▸ 出題内容 1
本文に書かれている、XTCのアルバム『イングリッシュ・セツルメント』がリリースされた日付を答えよ。
▸ 出題内容 2
リストのうち、「x-tick-label: 08:00 — [274, 306, 303, 317]」を含む行から「Extract all elements」を含む行まで、両端の行も含めたすべての行を一字一句そのまま書き写すこと。

▸ 本文
* * * * *

ライブを捨ててスタジオワークに専念したXTC
今から40年前の1982年2月12日、XTCのアルバム『イングリッシュ・セツルメント』がリリースされた。
XTCは、本作リリース後、ほんの少しライブ活動を行ったものの、以降はライブを全く行わないスタジオバンドとしてのキャリアを歩み始めている。
レコーディングの時点では本作をライブ演奏で再現することも前提としてあったのだろうが、中心メンバーのアンディ・パートリッジは、おそらくライブ活動へ前向きに取り組もうとする意欲は無くなったおり、そんなことからもスタジオワークや音作りに拘り抜いて作り上げた作品であり、その結果としてアナログ盤2枚組というボリューム満点の大作としてリリースされた。
XTCは、前作『ブラック・シー』においてポップセンス抜群でありながらも捻くれたメロディーを攻撃的で勢いのあるビートにのせることで、単なる直情型のパンクバンドではないところを見せつけてくれた。そして、その破壊力抜群のドラムの音作りを担っていたのが、プロデューサーのスティーブ・リリー・ホワイトとエンジニアのヒュー・パジャムだ。彼らによって作り出されたゲートリバーブという独特なサウンドは、ドラムの残響音をバッサリとカットすることで、ビートの粒立ちと輪郭をクッキリとさせ、硬質なビートを手に入れたのだ。
モダンポップの理想形「イングリッシュ・セツルメント」
こうした時代の最先端の音を獲得したXTCだが、本作『イングリッシュ・セツルメント』では、ゲートリバーブの一点突破ではなく、もっと複雑なビートとリズムを多用し、ドラムの音色への拘りよりも、ビートやリズムの組み立て方そのものが複雑なものに変わっており、ワールド・ミュージック的なリズムの導入が図られている。また、ビートの大きな変化は曲作りや他のアレンジにも影響をもたらしている。
ソングライティングについては、さらに複雑で捻くれまくったメロディーを奏でるようになってきたし、ギターについてもアコースティックギターが大幅に導入されている。キーボードも楽曲全体のバランスを整えることに重点が置かれるように変化してきている。
こうした変化はアルバム全体で1つの作品を作り上げる意識をも強め、コンセプトアルバムとまではいかないにしても、70年代後半の初期パンク出身のバンドとは全く思えないモダンポップの理想形とも言える大傑作を作り上げることに成功したのだ。
偏狂ポップマニアの面目躍如?
XTCは、この後も英国箱庭ポップの名作『スカイラーキング』やサイケ期のビートルズのパロディのような『オレンジズ・アンド・レモンズ』、ストリングスが鳴り響く中を変幻自在のポップメロディーがアヴァンギャルドに動き回る『アップル・ヴィーナス Vol.1』等ひと癖もふた癖もあるアルバムを作り、その度に世界中のXTCマニアをニンマリとさせている。
こうしたポップ求道者的な創作姿勢はアンディ・パートリッジの偏屈な性格に起因するところが多いと思うのだが、それに付け加えて、ライブ活動を行わなくなったことが、直接的かつ大きな原因であることは間違いないだろう。

* * * * *

▸ 保存データ
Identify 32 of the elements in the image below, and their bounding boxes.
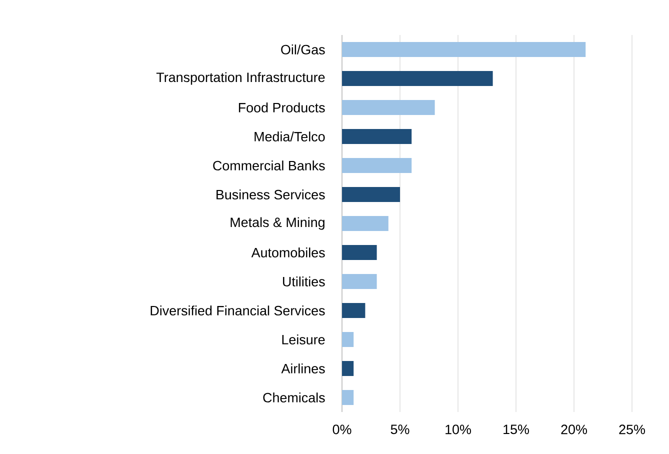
x-tick-label: 0%	[332, 424, 352, 434]
y-tick-label: Airlines	[281, 364, 325, 374]
bar	[342, 158, 412, 173]
bar	[342, 216, 388, 231]
x-tick-label: 20%	[561, 424, 587, 434]
y-tick-label: Metals & Mining	[230, 217, 324, 230]
bar	[342, 128, 412, 144]
x-tick-label: 15%	[504, 424, 529, 434]
bar	[342, 186, 400, 202]
bar	[342, 100, 435, 115]
x-tick-label: 5%	[390, 424, 410, 434]
y-tick-label: Transportation Infrastructure	[156, 72, 325, 85]
y-tick-label: Food Products	[238, 102, 325, 112]
y-tick-label: Business Services	[216, 190, 325, 200]
bar	[342, 332, 354, 347]
y-tick-label: Chemicals	[263, 392, 325, 402]
y-tick-label: Commercial Banks	[213, 160, 325, 170]
bar	[342, 303, 366, 318]
bar	[342, 244, 377, 260]
bar	[342, 42, 586, 57]
y-tick-label: Diversified Financial Services	[150, 306, 325, 316]
x-tick-label: 25%	[619, 424, 645, 434]
bar	[342, 70, 493, 86]
y-tick-label: Oil/Gas	[281, 44, 325, 54]
y-tick-label: Leisure	[282, 334, 325, 344]
y-tick-label: Automobiles	[251, 248, 325, 258]
y-tick-label: Media/Telco	[254, 132, 325, 142]
bar	[342, 390, 354, 405]
bar	[342, 274, 377, 289]
y-tick-label: Utilities	[283, 276, 325, 286]
x-tick-label: 10%	[446, 424, 471, 434]
bar	[342, 361, 354, 376]
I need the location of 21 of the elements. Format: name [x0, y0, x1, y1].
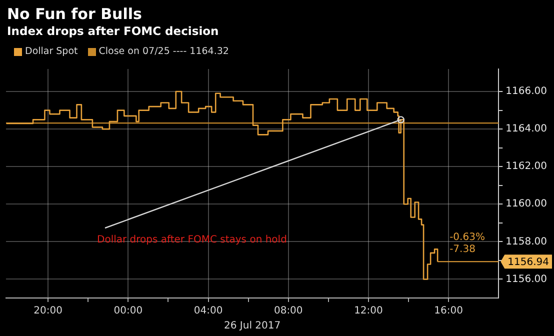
x-tick-label: 08:00 — [274, 306, 303, 317]
y-tick-label: 1164.00 — [506, 124, 548, 135]
chart-title: No Fun for Bulls — [7, 5, 142, 23]
y-tick-label: 1162.00 — [506, 161, 548, 172]
y-tick-label: 1166.00 — [506, 86, 548, 98]
chart-subtitle: Index drops after FOMC decision — [7, 24, 219, 38]
x-tick-label: 04:00 — [194, 306, 223, 317]
annotation: -7.38 — [450, 244, 476, 256]
annotation: Dollar drops after FOMC stays on hold — [97, 234, 287, 246]
y-tick-label: 1156.00 — [506, 274, 548, 285]
y-tick-label: 1160.00 — [506, 198, 548, 210]
annotation: -0.63% — [450, 232, 485, 244]
legend-label: Close on 07/25 ---- 1164.32 — [98, 46, 229, 57]
x-tick-label: 00:00 — [114, 306, 143, 317]
x-tick-label: 12:00 — [354, 306, 383, 317]
y-tick-label: 1158.00 — [506, 236, 548, 248]
x-tick-label: 16:00 — [434, 306, 463, 317]
annotation: 1156.94 — [508, 257, 550, 268]
x-tick-label: 20:00 — [34, 306, 62, 317]
legend-label: Dollar Spot — [24, 46, 78, 57]
x-axis-title: 26 Jul 2017 — [224, 320, 281, 332]
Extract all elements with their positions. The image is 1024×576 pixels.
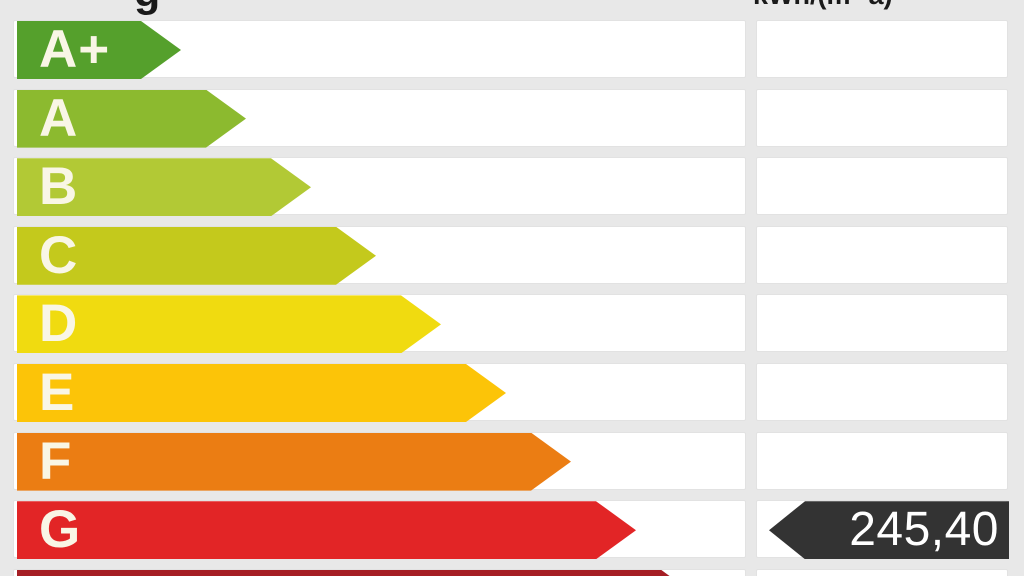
rating-arrow-bar: G (17, 501, 636, 559)
rating-grade-label: C (39, 225, 79, 285)
rating-row-clipped (13, 568, 1008, 576)
rating-row-b: B (13, 157, 1008, 215)
rating-value-cell (756, 225, 1008, 284)
rating-grade-label: A+ (39, 20, 111, 79)
rating-track-cell: E (13, 363, 746, 421)
rating-row-aplus: A+ (13, 20, 1008, 78)
rating-grade-label: A (39, 88, 79, 148)
rating-track-cell: G (13, 500, 746, 558)
rating-track-cell: B (13, 157, 746, 215)
rating-track-cell: D (13, 294, 746, 352)
rating-track-cell: F (13, 431, 746, 491)
rating-row-a: A (13, 88, 1008, 148)
rating-value-cell (756, 568, 1008, 576)
rating-arrow-bar: D (17, 295, 441, 353)
rating-track-cell: A+ (13, 20, 746, 78)
rating-arrow-bar: A+ (17, 21, 181, 79)
rating-value-cell (756, 88, 1008, 147)
rating-value-cell (756, 157, 1008, 216)
rating-arrow-bar: E (17, 364, 506, 422)
unit-label: kWh/(m²·a) (753, 0, 892, 11)
rating-value-cell (756, 20, 1008, 78)
rating-grade-label: F (39, 431, 73, 491)
rating-arrow-bar (17, 570, 701, 576)
rating-value-cell (756, 294, 1008, 353)
rating-grade-label: E (39, 363, 76, 422)
rating-arrow-bar: F (17, 433, 571, 491)
rating-grade-label: B (39, 157, 79, 217)
value-badge: 245,40 (769, 501, 1009, 560)
rating-grade-label: D (39, 294, 79, 354)
rating-track-cell: A (13, 88, 746, 148)
rating-arrow-bar: B (17, 158, 311, 216)
page-title-fragment: g (134, 0, 160, 14)
rating-value-cell: 245,40 (756, 500, 1009, 560)
rating-row-g: G 245,40 (13, 500, 1009, 560)
rating-arrow-bar: A (17, 90, 246, 148)
rating-row-d: D (13, 294, 1008, 352)
rating-row-c: C (13, 225, 1008, 285)
rating-row-f: F (13, 431, 1008, 491)
rating-grade-label: G (39, 500, 82, 560)
value-badge-text: 245,40 (849, 503, 999, 557)
rating-row-e: E (13, 363, 1008, 421)
rating-value-cell (756, 431, 1008, 490)
rating-arrow-bar: C (17, 227, 376, 285)
rating-track-cell: C (13, 225, 746, 285)
rating-track-cell (13, 568, 746, 576)
rating-value-cell (756, 363, 1008, 421)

* * * * *

▸ 記述解答 1
1982年2月12日

▸ 記述解答 2
x-tick-label: 08:00 — [274, 306, 303, 317]
y-tick-label: 1164.00 — [506, 124, 548, 135]
chart-title: No Fun for Bulls — [7, 5, 142, 23]
y-tick-label: 1162.00 — [506, 161, 548, 172]
y-tick-label: 1166.00 — [506, 86, 548, 98]
chart-subtitle: Index drops after FOMC decision — [7, 24, 219, 38]
x-tick-label: 04:00 — [194, 306, 223, 317]
annotation: -7.38 — [450, 244, 476, 256]
annotation: Dollar drops after FOMC stays on hold — [97, 234, 287, 246]
y-tick-label: 1156.00 — [506, 274, 548, 285]
y-tick-label: 1160.00 — [506, 198, 548, 210]
annotation: -0.63% — [450, 232, 485, 244]
legend-label: Close on 07/25 ---- 1164.32 — [98, 46, 229, 57]
x-tick-label: 00:00 — [114, 306, 143, 317]
x-tick-label: 12:00 — [354, 306, 383, 317]
y-tick-label: 1158.00 — [506, 236, 548, 248]
x-tick-label: 16:00 — [434, 306, 463, 317]
annotation: 1156.94 — [508, 257, 550, 268]
x-tick-label: 20:00 — [34, 306, 62, 317]
legend-label: Dollar Spot — [24, 46, 78, 57]
x-axis-title: 26 Jul 2017 — [224, 320, 281, 332]
Extract all elements with their positions. The image is 1024×576 pixels.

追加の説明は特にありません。